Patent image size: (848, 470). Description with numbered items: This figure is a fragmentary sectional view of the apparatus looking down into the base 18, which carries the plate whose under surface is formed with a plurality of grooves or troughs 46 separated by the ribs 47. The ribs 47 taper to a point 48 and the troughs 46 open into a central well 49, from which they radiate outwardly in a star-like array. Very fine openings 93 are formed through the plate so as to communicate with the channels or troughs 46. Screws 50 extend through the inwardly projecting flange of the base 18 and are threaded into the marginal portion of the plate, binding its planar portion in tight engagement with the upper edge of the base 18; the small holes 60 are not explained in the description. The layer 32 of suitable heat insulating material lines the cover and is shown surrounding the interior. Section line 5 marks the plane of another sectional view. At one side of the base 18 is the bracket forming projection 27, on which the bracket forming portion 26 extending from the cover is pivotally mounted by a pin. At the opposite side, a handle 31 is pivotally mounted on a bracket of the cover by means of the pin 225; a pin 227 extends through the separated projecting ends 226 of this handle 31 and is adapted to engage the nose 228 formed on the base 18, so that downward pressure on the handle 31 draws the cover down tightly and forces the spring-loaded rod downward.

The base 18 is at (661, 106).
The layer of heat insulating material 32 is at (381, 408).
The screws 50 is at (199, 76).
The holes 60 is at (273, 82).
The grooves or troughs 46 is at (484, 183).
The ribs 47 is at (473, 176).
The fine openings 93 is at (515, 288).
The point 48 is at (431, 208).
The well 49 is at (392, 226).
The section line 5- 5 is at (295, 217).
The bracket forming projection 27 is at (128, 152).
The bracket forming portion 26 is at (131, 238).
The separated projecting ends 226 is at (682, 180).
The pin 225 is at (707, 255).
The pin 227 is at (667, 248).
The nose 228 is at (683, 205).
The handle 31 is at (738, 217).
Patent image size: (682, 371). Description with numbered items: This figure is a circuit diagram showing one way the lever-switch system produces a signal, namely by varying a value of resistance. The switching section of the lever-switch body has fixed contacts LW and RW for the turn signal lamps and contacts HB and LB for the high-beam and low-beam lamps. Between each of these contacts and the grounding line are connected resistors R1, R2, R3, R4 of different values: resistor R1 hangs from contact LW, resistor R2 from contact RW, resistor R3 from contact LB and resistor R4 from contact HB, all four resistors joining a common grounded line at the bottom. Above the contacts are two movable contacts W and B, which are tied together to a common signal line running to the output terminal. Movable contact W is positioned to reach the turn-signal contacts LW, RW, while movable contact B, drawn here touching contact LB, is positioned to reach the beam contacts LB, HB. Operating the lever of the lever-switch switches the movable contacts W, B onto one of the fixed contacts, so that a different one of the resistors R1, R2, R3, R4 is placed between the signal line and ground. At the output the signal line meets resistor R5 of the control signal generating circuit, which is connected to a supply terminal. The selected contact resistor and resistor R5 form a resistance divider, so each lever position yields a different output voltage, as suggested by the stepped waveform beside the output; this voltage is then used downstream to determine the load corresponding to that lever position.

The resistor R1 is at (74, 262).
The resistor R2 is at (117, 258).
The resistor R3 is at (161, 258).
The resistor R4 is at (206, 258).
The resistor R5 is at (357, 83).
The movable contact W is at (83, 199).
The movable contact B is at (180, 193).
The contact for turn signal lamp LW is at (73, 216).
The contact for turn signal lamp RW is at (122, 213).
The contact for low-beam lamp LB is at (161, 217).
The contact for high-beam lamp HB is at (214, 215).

━━━━━━━━━━━━━━━━

*Your goal*. Locate every line in the listing that contains the word "nose" and copy each one.

*Output for this exercise*.
Patent image size: (848, 470). Description with numbered items: This figure is a fragmentary sectional view of the apparatus looking down into the base 18, which carries the plate whose under surface is formed with a plurality of grooves or troughs 46 separated by the ribs 47. The ribs 47 taper to a point 48 and the troughs 46 open into a central well 49, from which they radiate outwardly in a star-like array. Very fine openings 93 are formed through the plate so as to communicate with the channels or troughs 46. Screws 50 extend through the inwardly projecting flange of the base 18 and are threaded into the marginal portion of the plate, binding its planar portion in tight engagement with the upper edge of the base 18; the small holes 60 are not explained in the description. The layer 32 of suitable heat insulating material lines the cover and is shown surrounding the interior. Section line 5 marks the plane of another sectional view. At one side of the base 18 is the bracket forming projection 27, on which the bracket forming portion 26 extending from the cover is pivotally mounted by a pin. At the opposite side, a handle 31 is pivotally mounted on a bracket of the cover by means of the pin 225; a pin 227 extends through the separated projecting ends 226 of this handle 31 and is adapted to engage the nose 228 formed on the base 18, so that downward pressure on the handle 31 draws the cover down tightly and forces the spring-loaded rod downward.
The nose 228 is at (683, 205).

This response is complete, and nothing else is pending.